┌─ EXERCISE INPUTS

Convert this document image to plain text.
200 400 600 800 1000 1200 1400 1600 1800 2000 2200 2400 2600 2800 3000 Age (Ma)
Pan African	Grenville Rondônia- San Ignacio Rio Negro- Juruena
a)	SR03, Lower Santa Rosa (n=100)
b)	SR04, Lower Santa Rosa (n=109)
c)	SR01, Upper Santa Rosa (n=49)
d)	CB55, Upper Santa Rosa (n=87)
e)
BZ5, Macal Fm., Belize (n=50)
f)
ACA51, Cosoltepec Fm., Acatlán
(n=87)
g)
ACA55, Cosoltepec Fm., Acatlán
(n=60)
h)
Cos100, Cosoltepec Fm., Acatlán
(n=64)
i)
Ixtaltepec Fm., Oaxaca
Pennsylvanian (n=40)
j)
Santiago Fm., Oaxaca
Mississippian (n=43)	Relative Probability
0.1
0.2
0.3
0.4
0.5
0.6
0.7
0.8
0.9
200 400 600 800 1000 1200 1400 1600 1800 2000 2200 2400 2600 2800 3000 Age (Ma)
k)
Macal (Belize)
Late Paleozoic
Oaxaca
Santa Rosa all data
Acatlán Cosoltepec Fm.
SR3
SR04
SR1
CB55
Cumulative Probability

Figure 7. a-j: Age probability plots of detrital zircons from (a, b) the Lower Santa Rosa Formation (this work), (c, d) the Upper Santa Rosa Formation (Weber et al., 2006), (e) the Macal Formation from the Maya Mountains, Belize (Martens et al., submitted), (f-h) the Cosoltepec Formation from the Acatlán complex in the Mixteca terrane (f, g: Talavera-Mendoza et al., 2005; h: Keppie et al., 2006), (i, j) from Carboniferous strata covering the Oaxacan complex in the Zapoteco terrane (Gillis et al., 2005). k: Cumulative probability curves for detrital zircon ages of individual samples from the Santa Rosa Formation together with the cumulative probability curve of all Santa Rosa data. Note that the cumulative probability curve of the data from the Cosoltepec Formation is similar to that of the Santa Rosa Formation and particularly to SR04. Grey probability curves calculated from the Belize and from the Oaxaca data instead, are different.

└─

Extract all of the data above without altering anything.

Convert this document image to plain text.
200 400 600 800 1000 1200 1400 1600 1800 2000 2200 2400 2600 2800 3000 Age (Ma)
Pan African	Grenville Rondônia- San Ignacio Rio Negro- Juruena
a)	SR03, Lower Santa Rosa (n=100)
b)	SR04, Lower Santa Rosa (n=109)
c)	SR01, Upper Santa Rosa (n=49)
d)	CB55, Upper Santa Rosa (n=87)
e)
BZ5, Macal Fm., Belize (n=50)
f)
ACA51, Cosoltepec Fm., Acatlán
(n=87)
g)
ACA55, Cosoltepec Fm., Acatlán
(n=60)
h)
Cos100, Cosoltepec Fm., Acatlán
(n=64)
i)
Ixtaltepec Fm., Oaxaca
Pennsylvanian (n=40)
j)
Santiago Fm., Oaxaca
Mississippian (n=43)	Relative Probability
0.1
0.2
0.3
0.4
0.5
0.6
0.7
0.8
0.9
200 400 600 800 1000 1200 1400 1600 1800 2000 2200 2400 2600 2800 3000 Age (Ma)
k)
Macal (Belize)
Late Paleozoic
Oaxaca
Santa Rosa all data
Acatlán Cosoltepec Fm.
SR3
SR04
SR1
CB55
Cumulative Probability

Figure 7. a-j: Age probability plots of detrital zircons from (a, b) the Lower Santa Rosa Formation (this work), (c, d) the Upper Santa Rosa Formation (Weber et al., 2006), (e) the Macal Formation from the Maya Mountains, Belize (Martens et al., submitted), (f-h) the Cosoltepec Formation from the Acatlán complex in the Mixteca terrane (f, g: Talavera-Mendoza et al., 2005; h: Keppie et al., 2006), (i, j) from Carboniferous strata covering the Oaxacan complex in the Zapoteco terrane (Gillis et al., 2005). k: Cumulative probability curves for detrital zircon ages of individual samples from the Santa Rosa Formation together with the cumulative probability curve of all Santa Rosa data. Note that the cumulative probability curve of the data from the Cosoltepec Formation is similar to that of the Santa Rosa Formation and particularly to SR04. Grey probability curves calculated from the Belize and from the Oaxaca data instead, are different.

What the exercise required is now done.